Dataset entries
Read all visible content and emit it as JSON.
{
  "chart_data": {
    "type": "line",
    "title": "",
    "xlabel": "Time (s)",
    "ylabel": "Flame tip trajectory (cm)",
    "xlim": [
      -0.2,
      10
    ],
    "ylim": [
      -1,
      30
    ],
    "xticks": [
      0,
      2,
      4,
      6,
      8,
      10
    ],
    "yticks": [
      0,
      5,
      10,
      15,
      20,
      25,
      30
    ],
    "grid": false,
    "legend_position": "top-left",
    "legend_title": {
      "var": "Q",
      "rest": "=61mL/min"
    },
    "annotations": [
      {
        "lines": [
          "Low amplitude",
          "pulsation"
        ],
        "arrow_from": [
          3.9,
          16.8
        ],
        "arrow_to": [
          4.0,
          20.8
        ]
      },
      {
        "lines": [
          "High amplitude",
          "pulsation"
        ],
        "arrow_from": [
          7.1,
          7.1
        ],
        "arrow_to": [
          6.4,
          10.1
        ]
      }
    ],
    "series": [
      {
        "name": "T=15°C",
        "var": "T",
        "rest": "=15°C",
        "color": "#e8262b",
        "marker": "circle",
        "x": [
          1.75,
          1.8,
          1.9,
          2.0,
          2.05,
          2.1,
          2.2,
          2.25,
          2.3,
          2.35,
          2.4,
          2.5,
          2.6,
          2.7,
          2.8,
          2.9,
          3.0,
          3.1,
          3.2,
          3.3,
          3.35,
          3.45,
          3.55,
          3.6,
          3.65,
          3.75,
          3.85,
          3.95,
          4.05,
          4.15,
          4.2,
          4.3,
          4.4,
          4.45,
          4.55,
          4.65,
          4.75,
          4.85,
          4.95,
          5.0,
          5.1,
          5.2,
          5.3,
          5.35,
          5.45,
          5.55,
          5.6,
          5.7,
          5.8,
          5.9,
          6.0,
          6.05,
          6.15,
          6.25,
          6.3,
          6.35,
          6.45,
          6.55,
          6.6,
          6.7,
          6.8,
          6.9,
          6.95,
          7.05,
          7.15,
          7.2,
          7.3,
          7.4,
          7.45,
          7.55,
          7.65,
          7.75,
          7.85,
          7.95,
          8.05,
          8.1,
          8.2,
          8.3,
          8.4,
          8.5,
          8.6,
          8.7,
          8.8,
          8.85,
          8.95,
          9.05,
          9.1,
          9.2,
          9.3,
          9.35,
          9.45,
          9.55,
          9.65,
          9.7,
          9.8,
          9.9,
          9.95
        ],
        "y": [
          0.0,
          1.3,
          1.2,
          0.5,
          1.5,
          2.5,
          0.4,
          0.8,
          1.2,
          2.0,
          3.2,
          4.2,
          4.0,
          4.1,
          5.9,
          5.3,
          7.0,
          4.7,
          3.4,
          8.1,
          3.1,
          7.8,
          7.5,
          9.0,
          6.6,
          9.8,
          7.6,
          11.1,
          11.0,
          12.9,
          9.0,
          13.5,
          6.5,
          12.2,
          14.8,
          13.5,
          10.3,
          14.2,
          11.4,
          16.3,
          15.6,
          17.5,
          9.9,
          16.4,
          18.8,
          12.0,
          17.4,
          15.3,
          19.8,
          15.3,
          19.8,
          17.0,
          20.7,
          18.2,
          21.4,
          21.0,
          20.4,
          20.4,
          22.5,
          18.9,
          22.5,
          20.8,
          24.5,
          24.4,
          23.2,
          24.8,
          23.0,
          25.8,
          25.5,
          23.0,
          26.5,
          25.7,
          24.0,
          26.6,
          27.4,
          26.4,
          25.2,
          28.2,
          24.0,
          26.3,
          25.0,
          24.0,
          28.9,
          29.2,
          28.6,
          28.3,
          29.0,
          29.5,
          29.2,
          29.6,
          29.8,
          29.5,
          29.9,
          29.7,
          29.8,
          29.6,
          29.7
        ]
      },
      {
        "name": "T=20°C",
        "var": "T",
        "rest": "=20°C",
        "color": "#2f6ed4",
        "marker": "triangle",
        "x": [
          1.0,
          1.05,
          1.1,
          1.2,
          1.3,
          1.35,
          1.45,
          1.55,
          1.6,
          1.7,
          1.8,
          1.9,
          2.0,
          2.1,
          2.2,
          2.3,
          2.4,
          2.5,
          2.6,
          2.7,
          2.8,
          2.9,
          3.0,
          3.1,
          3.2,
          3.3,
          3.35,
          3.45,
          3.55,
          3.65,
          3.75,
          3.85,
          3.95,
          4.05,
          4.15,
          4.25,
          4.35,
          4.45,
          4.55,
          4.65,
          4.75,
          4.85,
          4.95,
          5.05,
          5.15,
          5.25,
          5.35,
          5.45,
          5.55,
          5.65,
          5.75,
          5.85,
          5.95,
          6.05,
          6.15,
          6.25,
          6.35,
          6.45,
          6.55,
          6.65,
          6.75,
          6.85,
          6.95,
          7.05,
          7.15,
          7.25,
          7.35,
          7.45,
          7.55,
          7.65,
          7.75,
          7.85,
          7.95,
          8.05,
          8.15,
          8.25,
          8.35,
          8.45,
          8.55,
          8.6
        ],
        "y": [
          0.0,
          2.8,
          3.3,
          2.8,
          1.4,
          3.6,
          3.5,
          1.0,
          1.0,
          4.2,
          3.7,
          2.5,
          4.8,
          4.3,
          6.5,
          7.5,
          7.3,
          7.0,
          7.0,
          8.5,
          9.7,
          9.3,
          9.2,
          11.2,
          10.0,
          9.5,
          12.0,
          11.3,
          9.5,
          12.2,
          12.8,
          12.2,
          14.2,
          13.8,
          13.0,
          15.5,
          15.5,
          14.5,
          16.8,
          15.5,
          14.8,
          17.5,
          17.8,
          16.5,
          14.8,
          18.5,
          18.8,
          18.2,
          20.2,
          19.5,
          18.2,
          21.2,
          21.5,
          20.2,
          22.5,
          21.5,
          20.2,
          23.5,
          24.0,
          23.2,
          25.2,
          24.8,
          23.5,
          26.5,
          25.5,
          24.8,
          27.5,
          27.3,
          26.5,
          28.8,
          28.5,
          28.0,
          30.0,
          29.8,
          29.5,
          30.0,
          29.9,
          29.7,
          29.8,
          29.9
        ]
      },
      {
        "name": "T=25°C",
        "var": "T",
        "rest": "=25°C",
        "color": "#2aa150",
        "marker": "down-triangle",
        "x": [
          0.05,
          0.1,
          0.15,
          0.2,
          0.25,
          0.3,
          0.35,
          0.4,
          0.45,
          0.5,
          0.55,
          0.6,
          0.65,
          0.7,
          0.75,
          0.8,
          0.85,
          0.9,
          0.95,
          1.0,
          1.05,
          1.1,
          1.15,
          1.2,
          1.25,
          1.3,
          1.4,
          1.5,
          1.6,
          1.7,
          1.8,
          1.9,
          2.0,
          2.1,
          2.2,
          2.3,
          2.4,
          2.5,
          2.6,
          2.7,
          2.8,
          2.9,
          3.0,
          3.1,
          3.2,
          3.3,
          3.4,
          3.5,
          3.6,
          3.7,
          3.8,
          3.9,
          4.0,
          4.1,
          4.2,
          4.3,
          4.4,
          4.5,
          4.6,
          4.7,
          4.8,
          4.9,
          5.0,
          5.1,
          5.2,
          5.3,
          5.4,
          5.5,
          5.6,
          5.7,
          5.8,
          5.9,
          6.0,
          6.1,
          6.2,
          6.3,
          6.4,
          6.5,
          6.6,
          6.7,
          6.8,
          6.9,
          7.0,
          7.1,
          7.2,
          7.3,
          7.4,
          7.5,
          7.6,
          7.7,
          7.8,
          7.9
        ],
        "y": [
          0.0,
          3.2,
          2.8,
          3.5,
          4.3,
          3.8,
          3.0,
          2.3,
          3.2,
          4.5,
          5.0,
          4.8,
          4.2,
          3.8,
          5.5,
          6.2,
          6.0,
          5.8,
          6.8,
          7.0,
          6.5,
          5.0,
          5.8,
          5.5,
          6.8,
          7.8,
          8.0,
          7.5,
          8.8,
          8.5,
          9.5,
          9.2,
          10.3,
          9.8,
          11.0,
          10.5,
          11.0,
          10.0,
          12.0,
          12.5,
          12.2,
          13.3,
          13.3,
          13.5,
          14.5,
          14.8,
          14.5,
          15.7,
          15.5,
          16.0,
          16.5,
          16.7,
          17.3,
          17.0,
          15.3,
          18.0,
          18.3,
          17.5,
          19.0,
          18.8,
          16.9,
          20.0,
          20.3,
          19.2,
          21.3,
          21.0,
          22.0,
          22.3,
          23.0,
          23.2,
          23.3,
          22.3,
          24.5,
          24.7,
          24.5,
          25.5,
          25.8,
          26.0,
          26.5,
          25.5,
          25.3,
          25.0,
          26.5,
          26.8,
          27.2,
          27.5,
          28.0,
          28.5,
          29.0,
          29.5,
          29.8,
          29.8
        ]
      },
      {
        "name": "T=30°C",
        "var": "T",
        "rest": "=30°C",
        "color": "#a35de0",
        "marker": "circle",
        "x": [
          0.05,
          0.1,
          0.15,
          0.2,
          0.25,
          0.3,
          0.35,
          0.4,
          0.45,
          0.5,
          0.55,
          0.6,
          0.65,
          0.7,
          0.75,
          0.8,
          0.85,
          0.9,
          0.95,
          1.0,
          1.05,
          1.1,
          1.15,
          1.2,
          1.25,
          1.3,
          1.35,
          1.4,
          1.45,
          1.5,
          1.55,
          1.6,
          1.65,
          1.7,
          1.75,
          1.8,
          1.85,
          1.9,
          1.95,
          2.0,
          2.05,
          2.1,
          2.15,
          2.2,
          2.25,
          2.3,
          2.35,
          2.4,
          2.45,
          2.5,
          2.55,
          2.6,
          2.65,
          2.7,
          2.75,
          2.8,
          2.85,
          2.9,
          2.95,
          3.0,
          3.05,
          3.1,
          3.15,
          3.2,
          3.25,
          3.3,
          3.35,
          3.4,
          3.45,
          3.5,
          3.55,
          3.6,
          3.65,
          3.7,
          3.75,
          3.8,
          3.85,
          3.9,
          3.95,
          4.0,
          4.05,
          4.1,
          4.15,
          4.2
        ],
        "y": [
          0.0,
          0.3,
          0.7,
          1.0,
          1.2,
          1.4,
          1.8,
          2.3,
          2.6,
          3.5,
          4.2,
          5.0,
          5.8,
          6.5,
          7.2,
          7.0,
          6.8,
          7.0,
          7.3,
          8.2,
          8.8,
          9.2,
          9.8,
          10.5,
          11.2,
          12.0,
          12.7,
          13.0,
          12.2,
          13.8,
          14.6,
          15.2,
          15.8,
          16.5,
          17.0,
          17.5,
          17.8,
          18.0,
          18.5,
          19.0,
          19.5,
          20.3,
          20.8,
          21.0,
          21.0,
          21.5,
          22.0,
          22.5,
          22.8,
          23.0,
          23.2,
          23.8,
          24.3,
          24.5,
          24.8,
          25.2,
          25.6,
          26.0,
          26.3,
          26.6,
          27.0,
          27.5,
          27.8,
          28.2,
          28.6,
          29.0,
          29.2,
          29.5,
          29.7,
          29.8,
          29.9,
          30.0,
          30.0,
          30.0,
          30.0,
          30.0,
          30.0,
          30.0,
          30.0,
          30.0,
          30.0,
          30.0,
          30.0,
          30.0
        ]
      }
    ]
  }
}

__WHAT NEEDS TO BE DONE__. Search the lines for the string "color" and copy every line that has it.

__EXERCISE ANSWER__.
        "color": "#e8262b",
        "color": "#2f6ed4",
        "color": "#2aa150",
        "color": "#a35de0",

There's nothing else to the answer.